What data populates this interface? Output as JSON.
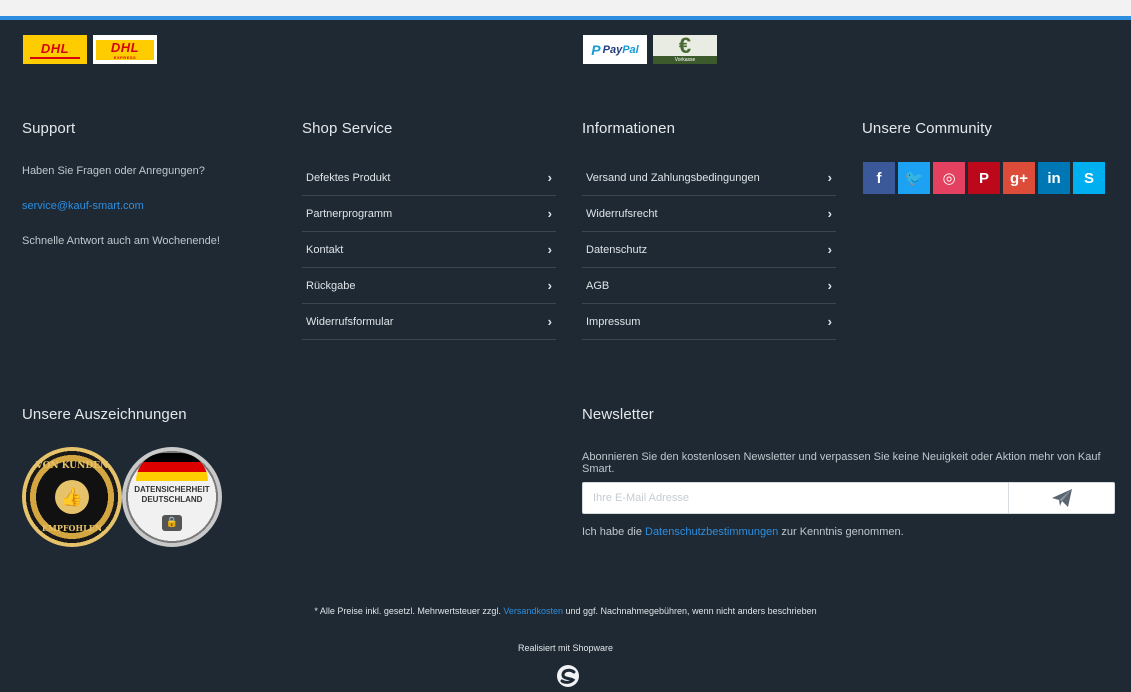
{
  "logos": {
    "dhl": "DHL",
    "dhl_express": "DHL",
    "dhl_express_tag": "EXPRESS",
    "paypal_a": "Pay",
    "paypal_b": "Pal",
    "vorkasse_symbol": "€",
    "vorkasse": "Vorkasse"
  },
  "support": {
    "title": "Support",
    "line1": "Haben Sie Fragen oder Anregungen?",
    "email": "service@kauf-smart.com",
    "line2": "Schnelle Antwort auch am Wochenende!"
  },
  "shop_service": {
    "title": "Shop Service",
    "items": [
      "Defektes Produkt",
      "Partnerprogramm",
      "Kontakt",
      "Rückgabe",
      "Widerrufsformular"
    ]
  },
  "informationen": {
    "title": "Informationen",
    "items": [
      "Versand und Zahlungsbedingungen",
      "Widerrufsrecht",
      "Datenschutz",
      "AGB",
      "Impressum"
    ]
  },
  "community": {
    "title": "Unsere Community",
    "icons": [
      {
        "name": "facebook-icon",
        "glyph": "f",
        "color": "#3b5998"
      },
      {
        "name": "twitter-icon",
        "glyph": "🐦",
        "color": "#1da1f2"
      },
      {
        "name": "instagram-icon",
        "glyph": "◎",
        "color": "#e4405f"
      },
      {
        "name": "pinterest-icon",
        "glyph": "P",
        "color": "#bd081c"
      },
      {
        "name": "google-plus-icon",
        "glyph": "g+",
        "color": "#dd4b39"
      },
      {
        "name": "linkedin-icon",
        "glyph": "in",
        "color": "#0077b5"
      },
      {
        "name": "skype-icon",
        "glyph": "S",
        "color": "#00aff0"
      }
    ]
  },
  "awards": {
    "title": "Unsere Auszeichnungen",
    "badge1_top": "VON KUNDEN",
    "badge1_bottom": "EMPFOHLEN",
    "badge2_line1": "DATENSICHERHEIT",
    "badge2_line2": "DEUTSCHLAND"
  },
  "newsletter": {
    "title": "Newsletter",
    "text": "Abonnieren Sie den kostenlosen Newsletter und verpassen Sie keine Neuigkeit oder Aktion mehr von Kauf Smart.",
    "placeholder": "Ihre E-Mail Adresse",
    "consent_a": "Ich habe die ",
    "consent_link": "Datenschutzbestimmungen",
    "consent_b": " zur Kenntnis genommen."
  },
  "footer": {
    "vat_a": "* Alle Preise inkl. gesetzl. Mehrwertsteuer zzgl. ",
    "vat_link": "Versandkosten",
    "vat_b": " und ggf. Nachnahmegebühren, wenn nicht anders beschrieben",
    "realized": "Realisiert mit Shopware"
  }
}
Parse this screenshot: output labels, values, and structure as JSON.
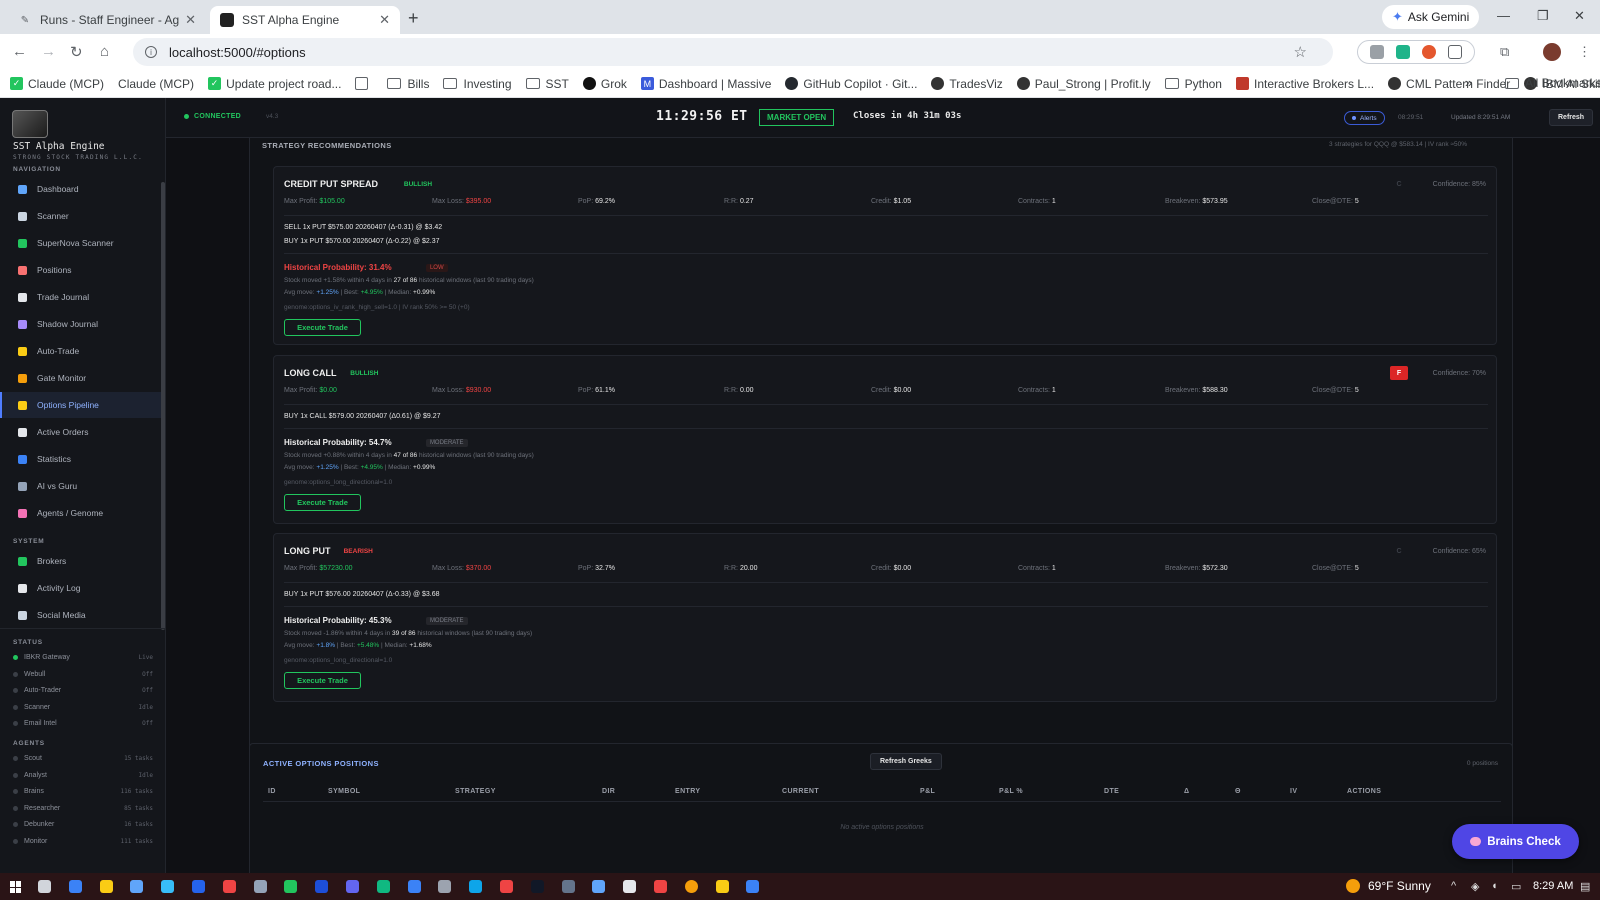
{
  "browser": {
    "tabs": [
      {
        "title": "Runs - Staff Engineer - Agents - I",
        "active": false
      },
      {
        "title": "SST Alpha Engine",
        "active": true
      }
    ],
    "new_tab": "+",
    "ask_gemini": "Ask Gemini",
    "url": "localhost:5000/#options",
    "bookmarks": [
      {
        "label": "Claude (MCP)",
        "icon": "green-check-icon"
      },
      {
        "label": "Claude (MCP)",
        "icon": ""
      },
      {
        "label": "Update project road...",
        "icon": "green-check-icon"
      },
      {
        "label": "",
        "icon": "apps-grid-icon"
      },
      {
        "label": "Bills",
        "icon": "folder-icon"
      },
      {
        "label": "Investing",
        "icon": "folder-icon"
      },
      {
        "label": "SST",
        "icon": "folder-icon"
      },
      {
        "label": "Grok",
        "icon": "grok-icon"
      },
      {
        "label": "Dashboard | Massive",
        "icon": "massive-icon"
      },
      {
        "label": "GitHub Copilot · Git...",
        "icon": "github-icon"
      },
      {
        "label": "TradesViz",
        "icon": "tradesviz-icon"
      },
      {
        "label": "Paul_Strong | Profit.ly",
        "icon": "profitly-icon"
      },
      {
        "label": "Python",
        "icon": "folder-icon"
      },
      {
        "label": "Interactive Brokers L...",
        "icon": "ibkr-icon"
      },
      {
        "label": "CML Pattern Finder",
        "icon": "cml-icon"
      },
      {
        "label": "IBM AI SkillsBuild",
        "icon": "ibm-icon"
      }
    ],
    "bookmarks_more": "»",
    "all_bookmarks": "All Bookmarks"
  },
  "brand": {
    "name": "SST Alpha Engine",
    "sub": "STRONG STOCK TRADING L.L.C."
  },
  "sidebar": {
    "nav_title": "NAVIGATION",
    "nav": [
      {
        "label": "Dashboard",
        "color": "#60a5fa"
      },
      {
        "label": "Scanner",
        "color": "#cbd5e1"
      },
      {
        "label": "SuperNova Scanner",
        "color": "#22c55e"
      },
      {
        "label": "Positions",
        "color": "#f87171"
      },
      {
        "label": "Trade Journal",
        "color": "#e5e7eb"
      },
      {
        "label": "Shadow Journal",
        "color": "#a78bfa"
      },
      {
        "label": "Auto-Trade",
        "color": "#facc15"
      },
      {
        "label": "Gate Monitor",
        "color": "#f59e0b"
      },
      {
        "label": "Options Pipeline",
        "color": "#facc15",
        "active": true
      },
      {
        "label": "Active Orders",
        "color": "#e5e7eb"
      },
      {
        "label": "Statistics",
        "color": "#3b82f6"
      },
      {
        "label": "AI vs Guru",
        "color": "#94a3b8"
      },
      {
        "label": "Agents / Genome",
        "color": "#f472b6"
      }
    ],
    "system_title": "SYSTEM",
    "system": [
      {
        "label": "Brokers",
        "color": "#22c55e"
      },
      {
        "label": "Activity Log",
        "color": "#e5e7eb"
      },
      {
        "label": "Social Media",
        "color": "#cbd5e1"
      }
    ],
    "status_title": "STATUS",
    "status": [
      {
        "label": "IBKR Gateway",
        "value": "Live",
        "on": true
      },
      {
        "label": "Webull",
        "value": "Off",
        "on": false
      },
      {
        "label": "Auto-Trader",
        "value": "Off",
        "on": false
      },
      {
        "label": "Scanner",
        "value": "Idle",
        "on": false
      },
      {
        "label": "Email Intel",
        "value": "Off",
        "on": false
      }
    ],
    "agents_title": "AGENTS",
    "agents": [
      {
        "label": "Scout",
        "value": "15 tasks"
      },
      {
        "label": "Analyst",
        "value": "Idle"
      },
      {
        "label": "Brains",
        "value": "116 tasks"
      },
      {
        "label": "Researcher",
        "value": "85 tasks"
      },
      {
        "label": "Debunker",
        "value": "16 tasks"
      },
      {
        "label": "Monitor",
        "value": "111 tasks"
      }
    ]
  },
  "topbar": {
    "connected": "CONNECTED",
    "version": "v4.3",
    "clock": "11:29:56 ET",
    "market": "MARKET OPEN",
    "closes": "Closes in 4h 31m 03s",
    "alerts": "Alerts",
    "alert_time": "08:29:51",
    "updated": "Updated 8:29:51 AM",
    "refresh": "Refresh"
  },
  "recommendations": {
    "title": "STRATEGY RECOMMENDATIONS",
    "subtitle": "3 strategies for QQQ @ $583.14 | IV rank ≈50%",
    "labels": {
      "max_profit": "Max Profit:",
      "max_loss": "Max Loss:",
      "pop": "PoP:",
      "rr": "R:R:",
      "credit": "Credit:",
      "contracts": "Contracts:",
      "breakeven": "Breakeven:",
      "close_dte": "Close@DTE:"
    },
    "cards": [
      {
        "name": "CREDIT PUT SPREAD",
        "direction": "BULLISH",
        "dir_class": "bull",
        "confidence": "Confidence: 85%",
        "grade": "C",
        "grade_style": "dim",
        "max_profit": "$105.00",
        "max_loss": "$395.00",
        "pop": "69.2%",
        "rr": "0.27",
        "credit": "$1.05",
        "contracts": "1",
        "breakeven": "$573.95",
        "close_dte": "5",
        "legs": [
          "SELL 1x PUT $575.00 20260407 (Δ-0.31) @ $3.42",
          "BUY 1x PUT $570.00 20260407 (Δ-0.22) @ $2.37"
        ],
        "hp_title": "Historical Probability: 31.4%",
        "hp_color": "#ef4444",
        "hp_badge": "LOW",
        "hp_badge_style": "low",
        "hp_line1_a": "Stock moved +1.58% within 4 days in ",
        "hp_line1_b": "27 of 86",
        "hp_line1_c": " historical windows (last 90 trading days)",
        "avg": "+1.25%",
        "best": "+4.95%",
        "median": "+0.99%",
        "genome": "genome:options_iv_rank_high_sell=1.0 | IV rank 50% >= 50 (+0)",
        "execute": "Execute Trade"
      },
      {
        "name": "LONG CALL",
        "direction": "BULLISH",
        "dir_class": "bull",
        "confidence": "Confidence: 70%",
        "grade": "F",
        "grade_style": "red",
        "max_profit": "$0.00",
        "max_loss": "$930.00",
        "pop": "61.1%",
        "rr": "0.00",
        "credit": "$0.00",
        "contracts": "1",
        "breakeven": "$588.30",
        "close_dte": "5",
        "legs": [
          "BUY 1x CALL $579.00 20260407 (Δ0.61) @ $9.27"
        ],
        "hp_title": "Historical Probability: 54.7%",
        "hp_color": "#f0f0f0",
        "hp_badge": "MODERATE",
        "hp_badge_style": "mod",
        "hp_line1_a": "Stock moved +0.88% within 4 days in ",
        "hp_line1_b": "47 of 86",
        "hp_line1_c": " historical windows (last 90 trading days)",
        "avg": "+1.25%",
        "best": "+4.95%",
        "median": "+0.99%",
        "genome": "genome:options_long_directional=1.0",
        "execute": "Execute Trade"
      },
      {
        "name": "LONG PUT",
        "direction": "BEARISH",
        "dir_class": "bear",
        "confidence": "Confidence: 65%",
        "grade": "C",
        "grade_style": "dim",
        "max_profit": "$57230.00",
        "max_loss": "$370.00",
        "pop": "32.7%",
        "rr": "20.00",
        "credit": "$0.00",
        "contracts": "1",
        "breakeven": "$572.30",
        "close_dte": "5",
        "legs": [
          "BUY 1x PUT $576.00 20260407 (Δ-0.33) @ $3.68"
        ],
        "hp_title": "Historical Probability: 45.3%",
        "hp_color": "#f0f0f0",
        "hp_badge": "MODERATE",
        "hp_badge_style": "mod",
        "hp_line1_a": "Stock moved -1.86% within 4 days in ",
        "hp_line1_b": "39 of 86",
        "hp_line1_c": " historical windows (last 90 trading days)",
        "avg": "+1.8%",
        "best": "+5.48%",
        "median": "+1.68%",
        "genome": "genome:options_long_directional=1.0",
        "execute": "Execute Trade"
      }
    ]
  },
  "positions": {
    "title": "ACTIVE OPTIONS POSITIONS",
    "refresh_greeks": "Refresh Greeks",
    "count": "0 positions",
    "columns": [
      "ID",
      "SYMBOL",
      "STRATEGY",
      "DIR",
      "ENTRY",
      "CURRENT",
      "P&L",
      "P&L %",
      "DTE",
      "Δ",
      "Θ",
      "IV",
      "ACTIONS"
    ],
    "empty": "No active options positions"
  },
  "brains_check": "Brains Check",
  "taskbar": {
    "weather": "69°F  Sunny",
    "time": "8:29 AM"
  }
}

########

Among the lines above, which contain the word "this"? Copy every one.

* Answer space *
What data populates this interface? Output as JSON.
Parse this screenshot: output labels, values, and structure as JSON.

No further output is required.